● **TASK STATEMENT**:
Report every line in the listing that contains the string "fuels".

Saved data entries
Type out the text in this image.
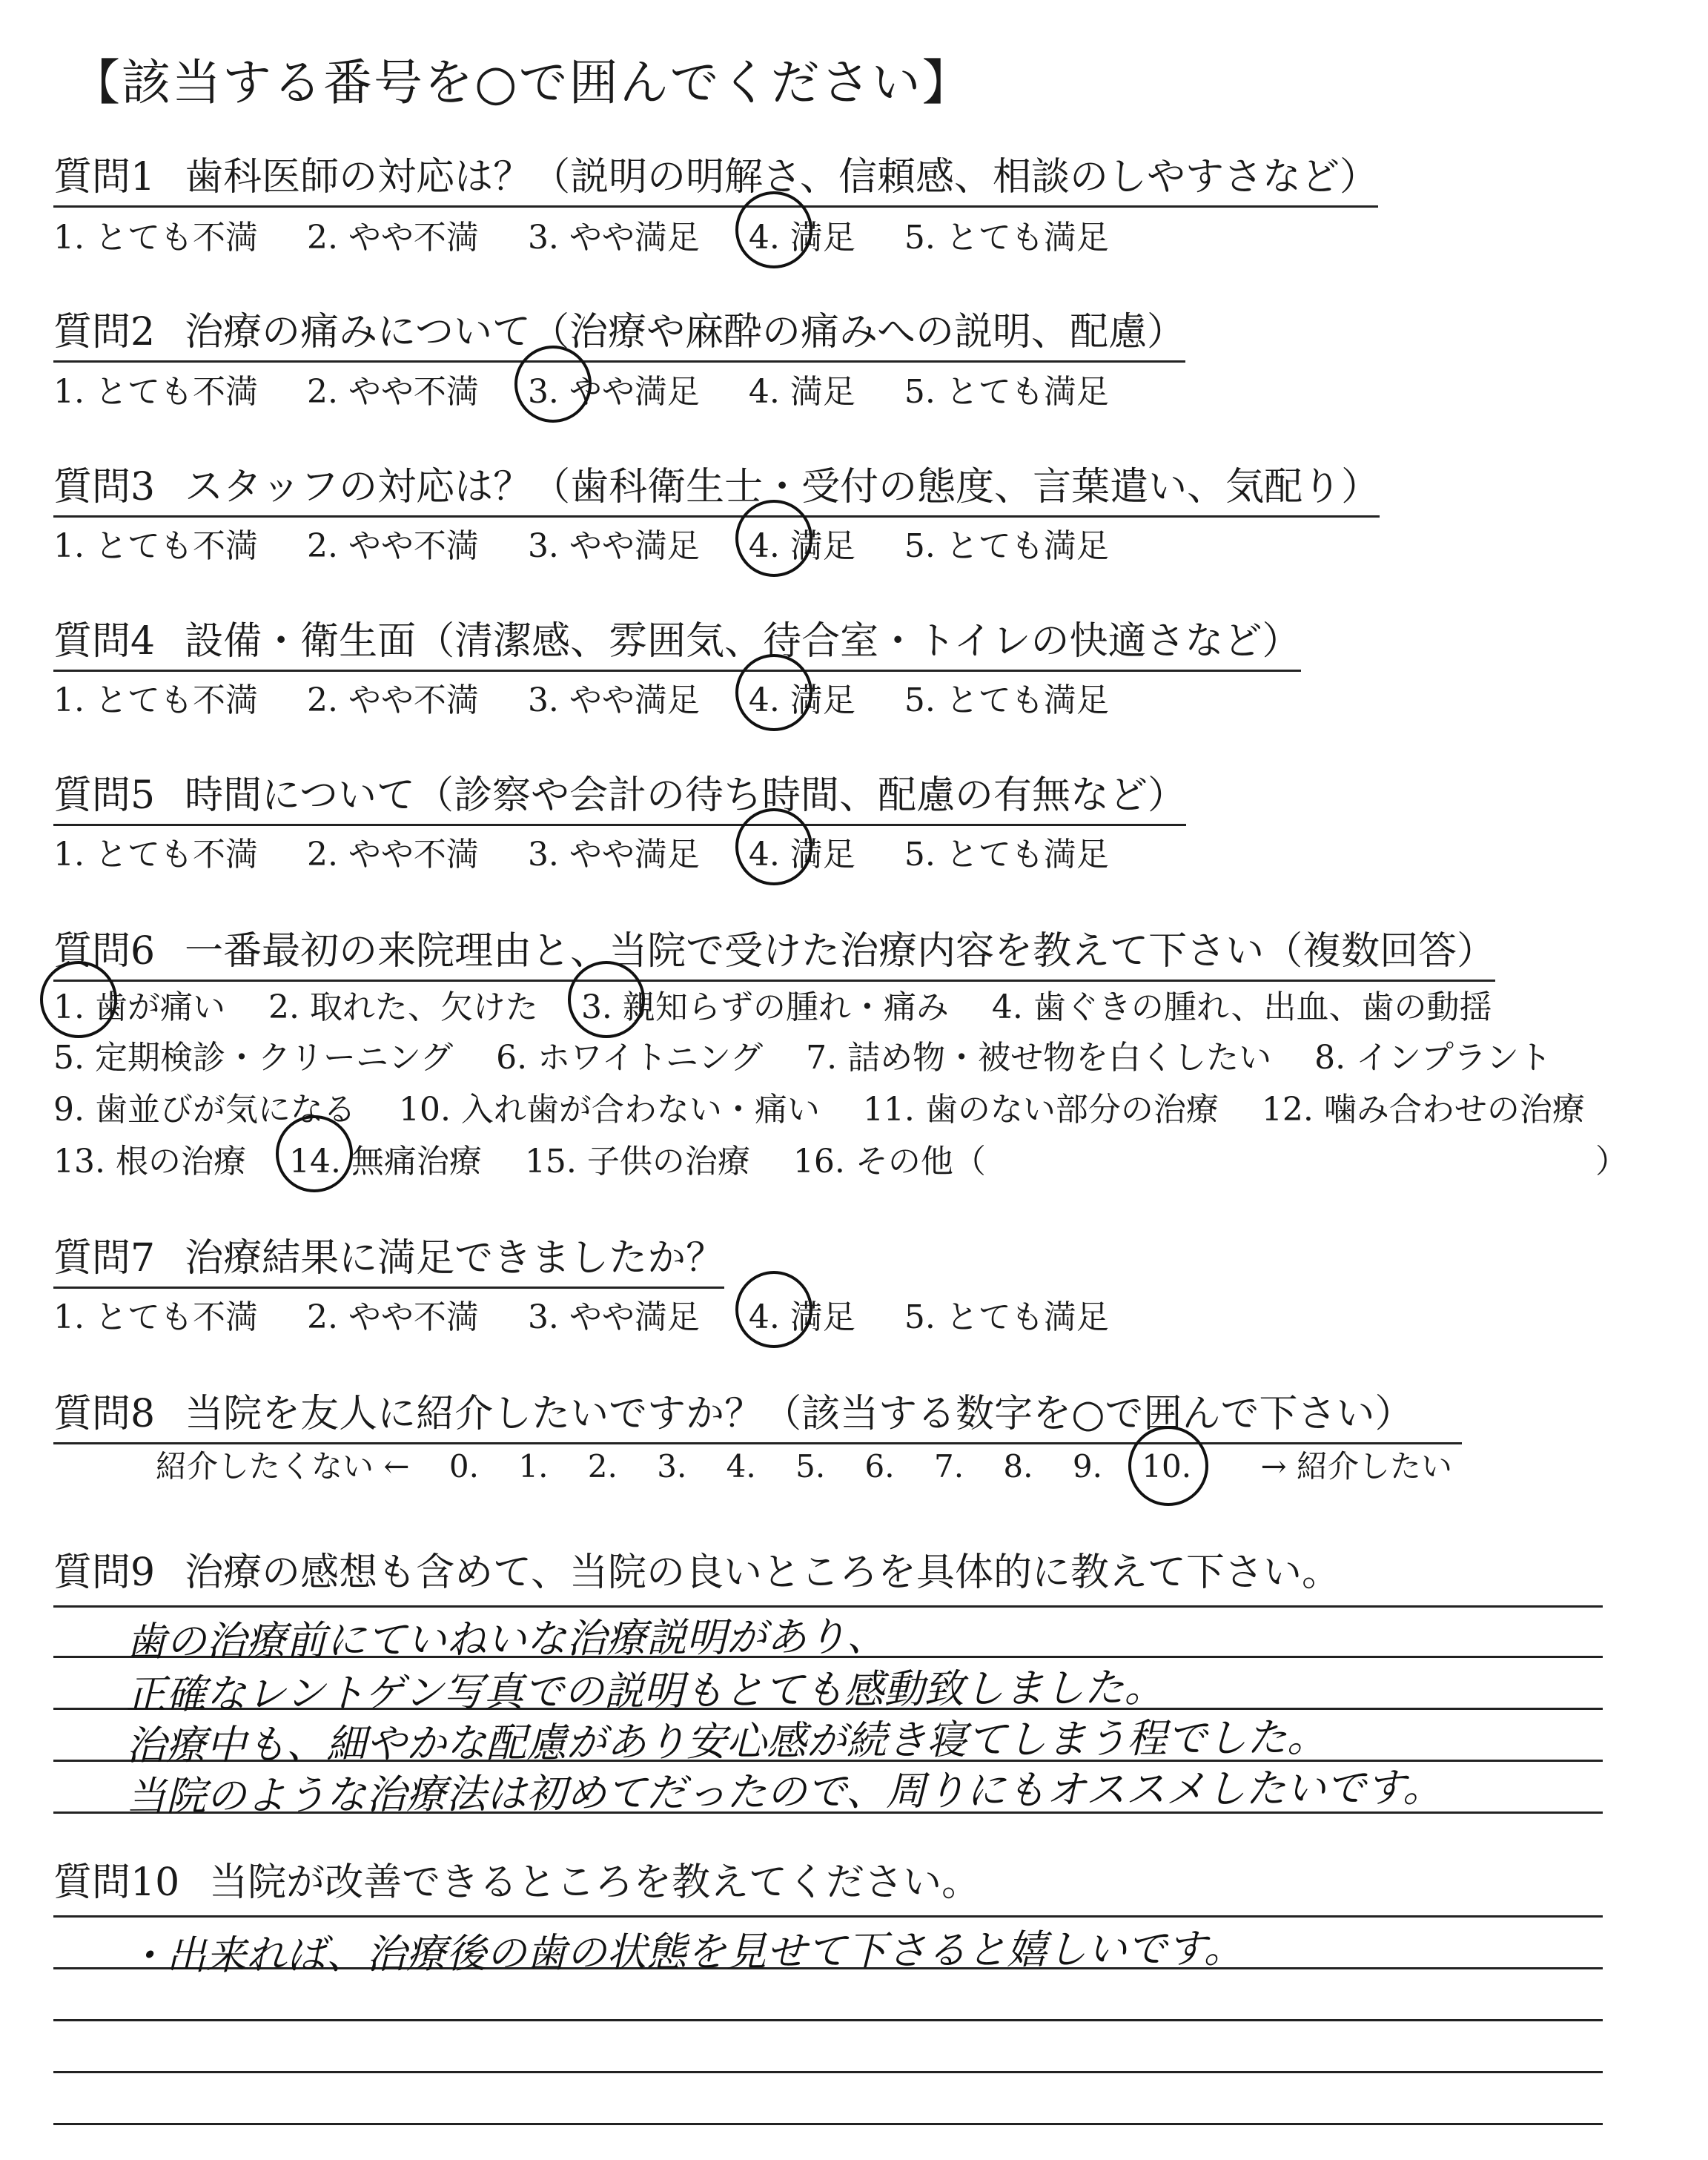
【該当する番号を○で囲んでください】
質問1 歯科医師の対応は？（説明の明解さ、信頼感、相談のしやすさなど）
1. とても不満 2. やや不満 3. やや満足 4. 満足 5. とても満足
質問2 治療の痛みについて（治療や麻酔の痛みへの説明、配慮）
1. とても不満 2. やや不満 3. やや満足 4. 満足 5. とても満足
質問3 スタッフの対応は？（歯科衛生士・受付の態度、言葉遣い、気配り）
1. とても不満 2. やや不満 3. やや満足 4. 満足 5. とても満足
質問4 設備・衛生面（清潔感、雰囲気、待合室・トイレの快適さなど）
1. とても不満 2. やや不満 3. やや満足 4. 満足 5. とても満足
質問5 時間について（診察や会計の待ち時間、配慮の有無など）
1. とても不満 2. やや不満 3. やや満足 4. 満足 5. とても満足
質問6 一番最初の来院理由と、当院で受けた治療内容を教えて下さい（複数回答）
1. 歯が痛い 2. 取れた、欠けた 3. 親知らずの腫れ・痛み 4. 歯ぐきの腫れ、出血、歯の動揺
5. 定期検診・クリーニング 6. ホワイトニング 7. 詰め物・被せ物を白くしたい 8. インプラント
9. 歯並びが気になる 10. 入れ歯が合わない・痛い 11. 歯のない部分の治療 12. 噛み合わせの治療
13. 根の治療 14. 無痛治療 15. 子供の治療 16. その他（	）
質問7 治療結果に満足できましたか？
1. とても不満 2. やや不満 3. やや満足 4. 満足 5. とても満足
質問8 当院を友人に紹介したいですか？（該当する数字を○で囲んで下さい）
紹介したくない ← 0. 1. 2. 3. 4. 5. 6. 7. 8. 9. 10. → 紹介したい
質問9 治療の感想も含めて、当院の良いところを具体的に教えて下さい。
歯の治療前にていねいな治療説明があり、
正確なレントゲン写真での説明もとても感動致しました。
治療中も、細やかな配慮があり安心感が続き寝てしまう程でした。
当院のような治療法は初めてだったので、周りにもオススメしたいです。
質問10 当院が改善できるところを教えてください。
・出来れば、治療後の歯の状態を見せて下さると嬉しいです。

==

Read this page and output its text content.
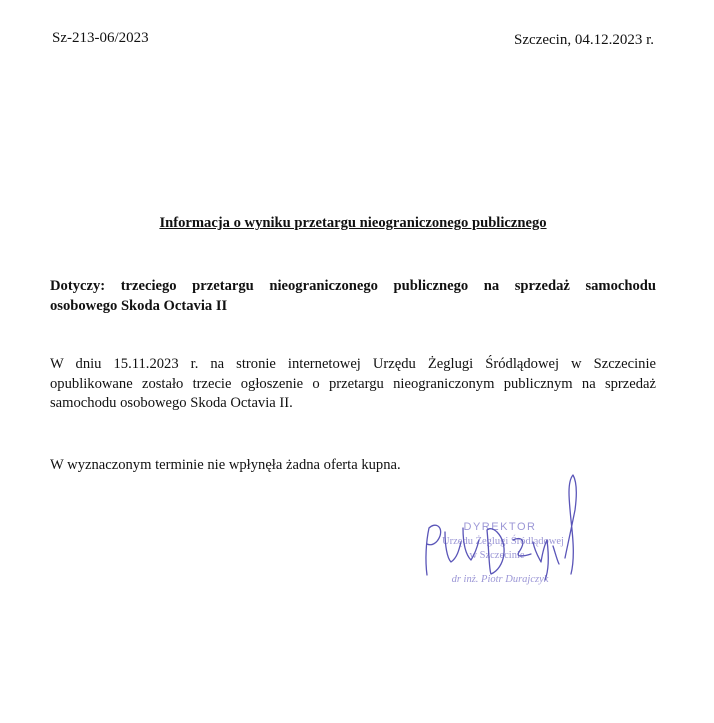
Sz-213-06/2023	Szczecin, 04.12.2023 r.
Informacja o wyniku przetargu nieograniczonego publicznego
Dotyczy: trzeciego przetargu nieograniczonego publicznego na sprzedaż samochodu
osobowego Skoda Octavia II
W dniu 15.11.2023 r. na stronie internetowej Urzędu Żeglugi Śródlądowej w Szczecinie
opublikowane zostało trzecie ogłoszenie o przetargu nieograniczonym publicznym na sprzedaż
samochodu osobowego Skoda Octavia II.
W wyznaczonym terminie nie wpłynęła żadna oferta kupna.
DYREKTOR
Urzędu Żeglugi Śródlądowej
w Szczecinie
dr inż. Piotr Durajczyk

---

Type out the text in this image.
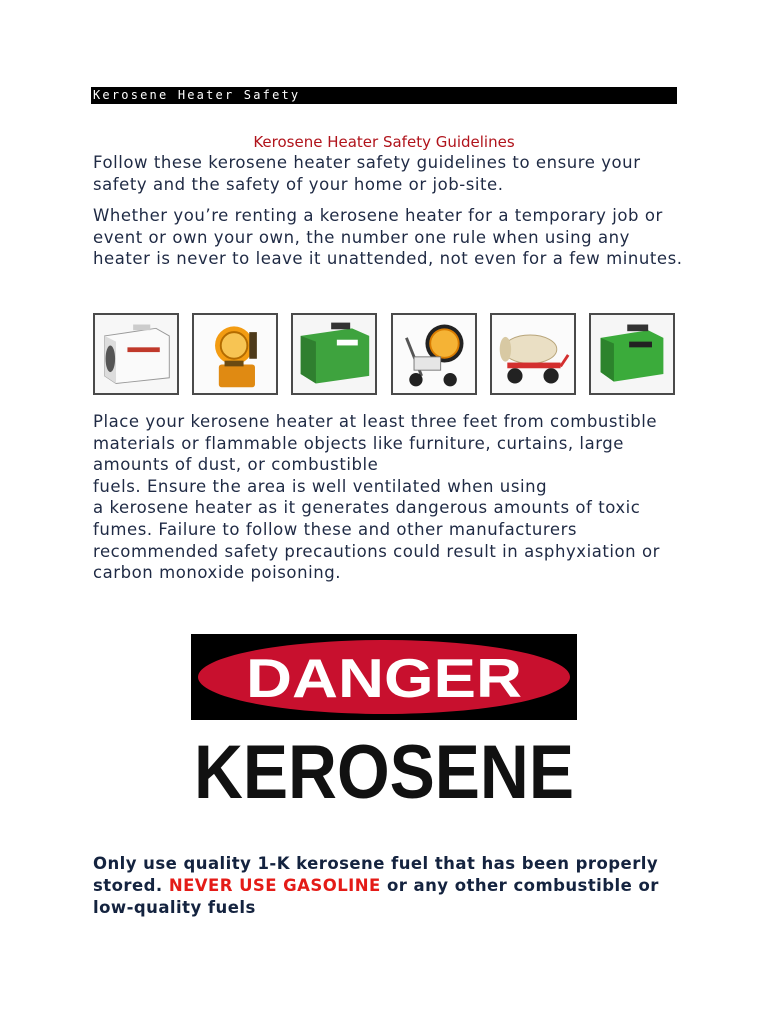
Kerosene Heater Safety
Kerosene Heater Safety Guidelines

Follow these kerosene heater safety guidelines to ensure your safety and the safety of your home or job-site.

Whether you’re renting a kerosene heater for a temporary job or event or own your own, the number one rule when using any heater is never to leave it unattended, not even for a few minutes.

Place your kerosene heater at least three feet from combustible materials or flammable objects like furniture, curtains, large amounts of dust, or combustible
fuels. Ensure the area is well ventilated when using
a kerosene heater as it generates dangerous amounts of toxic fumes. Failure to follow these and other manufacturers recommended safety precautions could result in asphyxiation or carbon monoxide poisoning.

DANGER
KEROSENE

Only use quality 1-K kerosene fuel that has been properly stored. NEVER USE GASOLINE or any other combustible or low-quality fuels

● **TASK RESULT**:
fuels. Ensure the area is well ventilated when using
Only use quality 1-K kerosene fuel that has been properly stored. NEVER USE GASOLINE or any other combustible or low-quality fuels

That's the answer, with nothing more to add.